## Exercise task
Return the lines below that carry the word "演讲嘉宾".

## Records for the exercise
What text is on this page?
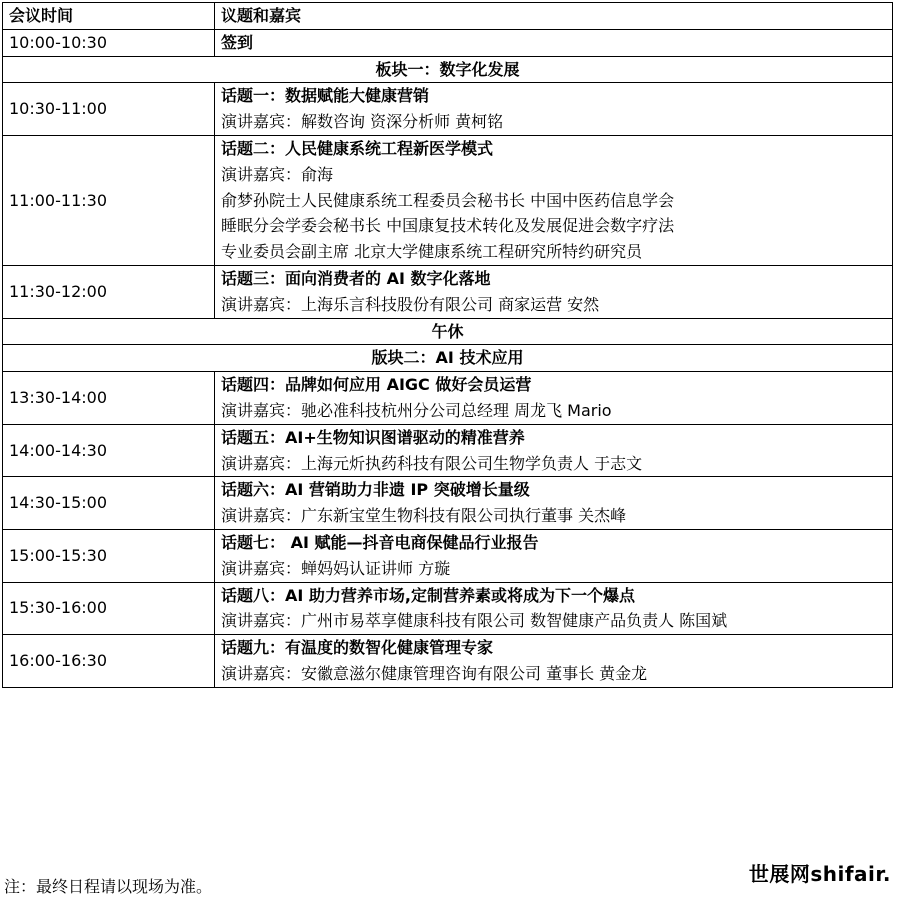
会议时间	议题和嘉宾
10:00-10:30	签到

板块一：数字化发展	
10:30-11:00	话题一：数据赋能大健康营销
演讲嘉宾：解数咨询 资深分析师 黄柯铭

11:00-11:30	话题二：人民健康系统工程新医学模式
演讲嘉宾：俞海
俞梦孙院士人民健康系统工程委员会秘书长 中国中医药信息学会
睡眠分会学委会秘书长 中国康复技术转化及发展促进会数字疗法
专业委员会副主席 北京大学健康系统工程研究所特约研究员

11:30-12:00	话题三：面向消费者的 AI 数字化落地
演讲嘉宾：上海乐言科技股份有限公司 商家运营 安然

午休	
版块二：AI 技术应用	
13:30-14:00	话题四：品牌如何应用 AIGC 做好会员运营
演讲嘉宾：驰必准科技杭州分公司总经理 周龙飞 Mario

14:00-14:30	话题五：AI+生物知识图谱驱动的精准营养
演讲嘉宾：上海元炘执药科技有限公司生物学负责人 于志文

14:30-15:00	话题六：AI 营销助力非遗 IP 突破增长量级
演讲嘉宾：广东新宝堂生物科技有限公司执行董事 关杰峰

15:00-15:30	话题七： AI 赋能—抖音电商保健品行业报告
演讲嘉宾：蝉妈妈认证讲师 方璇

15:30-16:00	话题八：AI 助力营养市场,定制营养素或将成为下一个爆点
演讲嘉宾：广州市易萃享健康科技有限公司 数智健康产品负责人 陈国斌

16:00-16:30	话题九：有温度的数智化健康管理专家
演讲嘉宾：安徽意滋尔健康管理咨询有限公司 董事长 黄金龙
注：最终日程请以现场为准。
世展网shifair.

## Result of the exercise
演讲嘉宾：解数咨询 资深分析师 黄柯铭
演讲嘉宾：俞海
演讲嘉宾：上海乐言科技股份有限公司 商家运营 安然
演讲嘉宾：驰必准科技杭州分公司总经理 周龙飞 Mario
演讲嘉宾：上海元炘执药科技有限公司生物学负责人 于志文
演讲嘉宾：广东新宝堂生物科技有限公司执行董事 关杰峰
演讲嘉宾：蝉妈妈认证讲师 方璇
演讲嘉宾：广州市易萃享健康科技有限公司 数智健康产品负责人 陈国斌
演讲嘉宾：安徽意滋尔健康管理咨询有限公司 董事长 黄金龙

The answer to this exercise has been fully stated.